=== Set problem ===
Looking at the data below, count the lines that contain the string "Grigg". Write only the total.

=== Stored records ===
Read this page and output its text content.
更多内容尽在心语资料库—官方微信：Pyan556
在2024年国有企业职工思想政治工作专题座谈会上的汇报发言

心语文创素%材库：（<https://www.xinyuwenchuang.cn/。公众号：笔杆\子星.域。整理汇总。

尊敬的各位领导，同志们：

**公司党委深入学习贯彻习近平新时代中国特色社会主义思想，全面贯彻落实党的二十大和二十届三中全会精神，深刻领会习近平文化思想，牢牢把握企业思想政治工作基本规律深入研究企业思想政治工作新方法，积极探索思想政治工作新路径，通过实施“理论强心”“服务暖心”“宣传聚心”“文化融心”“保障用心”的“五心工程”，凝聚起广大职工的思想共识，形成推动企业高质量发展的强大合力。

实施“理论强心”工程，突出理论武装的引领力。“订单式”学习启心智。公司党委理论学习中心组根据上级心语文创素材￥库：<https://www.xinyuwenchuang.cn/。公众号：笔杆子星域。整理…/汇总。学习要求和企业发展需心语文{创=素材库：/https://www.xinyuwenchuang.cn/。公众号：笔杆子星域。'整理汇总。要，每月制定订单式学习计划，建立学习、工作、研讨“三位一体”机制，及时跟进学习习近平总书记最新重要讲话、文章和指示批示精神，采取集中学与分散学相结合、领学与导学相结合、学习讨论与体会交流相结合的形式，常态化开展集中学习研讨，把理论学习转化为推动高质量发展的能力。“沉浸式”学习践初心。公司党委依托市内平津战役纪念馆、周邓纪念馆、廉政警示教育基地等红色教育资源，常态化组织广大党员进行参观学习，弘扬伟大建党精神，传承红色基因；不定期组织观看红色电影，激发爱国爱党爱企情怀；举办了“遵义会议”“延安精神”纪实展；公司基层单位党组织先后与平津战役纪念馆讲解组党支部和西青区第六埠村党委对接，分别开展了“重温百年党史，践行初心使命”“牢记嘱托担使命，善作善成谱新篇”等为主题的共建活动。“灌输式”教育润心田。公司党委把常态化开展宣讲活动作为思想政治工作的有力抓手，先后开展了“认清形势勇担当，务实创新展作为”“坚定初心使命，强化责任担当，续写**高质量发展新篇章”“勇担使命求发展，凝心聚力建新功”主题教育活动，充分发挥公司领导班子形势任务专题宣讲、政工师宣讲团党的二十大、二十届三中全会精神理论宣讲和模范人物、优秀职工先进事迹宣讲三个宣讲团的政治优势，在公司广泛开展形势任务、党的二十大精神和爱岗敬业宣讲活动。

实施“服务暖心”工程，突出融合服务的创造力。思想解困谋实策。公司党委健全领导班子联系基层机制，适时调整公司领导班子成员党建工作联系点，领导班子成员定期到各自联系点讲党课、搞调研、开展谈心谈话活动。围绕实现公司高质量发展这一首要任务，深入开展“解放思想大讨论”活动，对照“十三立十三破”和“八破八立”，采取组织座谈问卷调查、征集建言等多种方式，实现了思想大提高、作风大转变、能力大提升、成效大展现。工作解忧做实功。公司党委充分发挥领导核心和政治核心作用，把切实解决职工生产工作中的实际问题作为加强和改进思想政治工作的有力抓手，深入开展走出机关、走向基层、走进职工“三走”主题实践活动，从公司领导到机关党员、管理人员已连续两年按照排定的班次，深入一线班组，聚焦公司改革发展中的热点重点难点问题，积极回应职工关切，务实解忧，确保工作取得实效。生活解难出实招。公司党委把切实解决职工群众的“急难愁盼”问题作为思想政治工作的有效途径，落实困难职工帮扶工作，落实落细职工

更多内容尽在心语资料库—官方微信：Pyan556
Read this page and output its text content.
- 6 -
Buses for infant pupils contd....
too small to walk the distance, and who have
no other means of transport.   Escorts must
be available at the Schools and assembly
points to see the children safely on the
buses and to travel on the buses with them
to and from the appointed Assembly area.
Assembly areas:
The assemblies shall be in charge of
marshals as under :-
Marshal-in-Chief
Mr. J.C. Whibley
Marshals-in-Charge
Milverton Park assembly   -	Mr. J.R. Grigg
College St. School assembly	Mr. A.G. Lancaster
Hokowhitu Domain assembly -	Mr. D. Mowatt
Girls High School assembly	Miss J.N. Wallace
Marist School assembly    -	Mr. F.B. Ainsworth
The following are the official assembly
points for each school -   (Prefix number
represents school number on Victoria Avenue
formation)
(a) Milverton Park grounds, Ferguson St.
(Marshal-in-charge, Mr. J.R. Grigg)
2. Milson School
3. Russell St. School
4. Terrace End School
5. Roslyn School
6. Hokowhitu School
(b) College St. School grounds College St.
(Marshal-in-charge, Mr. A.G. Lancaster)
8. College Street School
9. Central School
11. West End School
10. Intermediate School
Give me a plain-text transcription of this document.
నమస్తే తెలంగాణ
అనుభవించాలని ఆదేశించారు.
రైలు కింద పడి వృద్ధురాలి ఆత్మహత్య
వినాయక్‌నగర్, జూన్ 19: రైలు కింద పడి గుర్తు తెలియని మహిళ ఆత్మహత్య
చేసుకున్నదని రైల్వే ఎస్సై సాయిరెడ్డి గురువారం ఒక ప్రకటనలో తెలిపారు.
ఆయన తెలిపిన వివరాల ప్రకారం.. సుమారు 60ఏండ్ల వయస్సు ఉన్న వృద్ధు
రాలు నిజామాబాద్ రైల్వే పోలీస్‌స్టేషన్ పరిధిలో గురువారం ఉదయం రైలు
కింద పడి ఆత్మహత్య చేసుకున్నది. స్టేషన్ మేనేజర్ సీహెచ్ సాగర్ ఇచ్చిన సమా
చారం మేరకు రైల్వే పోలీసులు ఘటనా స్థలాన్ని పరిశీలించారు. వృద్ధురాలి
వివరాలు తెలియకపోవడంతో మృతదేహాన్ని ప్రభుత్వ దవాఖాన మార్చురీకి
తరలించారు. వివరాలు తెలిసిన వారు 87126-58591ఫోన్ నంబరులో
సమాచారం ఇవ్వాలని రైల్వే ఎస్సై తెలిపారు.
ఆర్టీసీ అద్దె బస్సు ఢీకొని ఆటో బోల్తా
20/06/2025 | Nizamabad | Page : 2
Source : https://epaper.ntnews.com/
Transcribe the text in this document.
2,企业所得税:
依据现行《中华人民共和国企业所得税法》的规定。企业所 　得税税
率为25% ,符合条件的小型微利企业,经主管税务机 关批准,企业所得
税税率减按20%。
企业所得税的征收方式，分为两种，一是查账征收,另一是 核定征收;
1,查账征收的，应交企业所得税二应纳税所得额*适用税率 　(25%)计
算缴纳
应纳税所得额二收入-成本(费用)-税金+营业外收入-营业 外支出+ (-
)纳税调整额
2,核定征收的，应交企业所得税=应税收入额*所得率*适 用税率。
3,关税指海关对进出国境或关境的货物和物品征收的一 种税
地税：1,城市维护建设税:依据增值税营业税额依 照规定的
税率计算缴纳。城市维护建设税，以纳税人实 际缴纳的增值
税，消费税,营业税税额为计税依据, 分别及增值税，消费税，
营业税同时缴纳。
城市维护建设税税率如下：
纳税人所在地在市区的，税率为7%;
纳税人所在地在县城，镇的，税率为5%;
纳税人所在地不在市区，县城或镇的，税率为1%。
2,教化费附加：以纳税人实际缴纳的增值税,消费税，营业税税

=== Full solution ===
2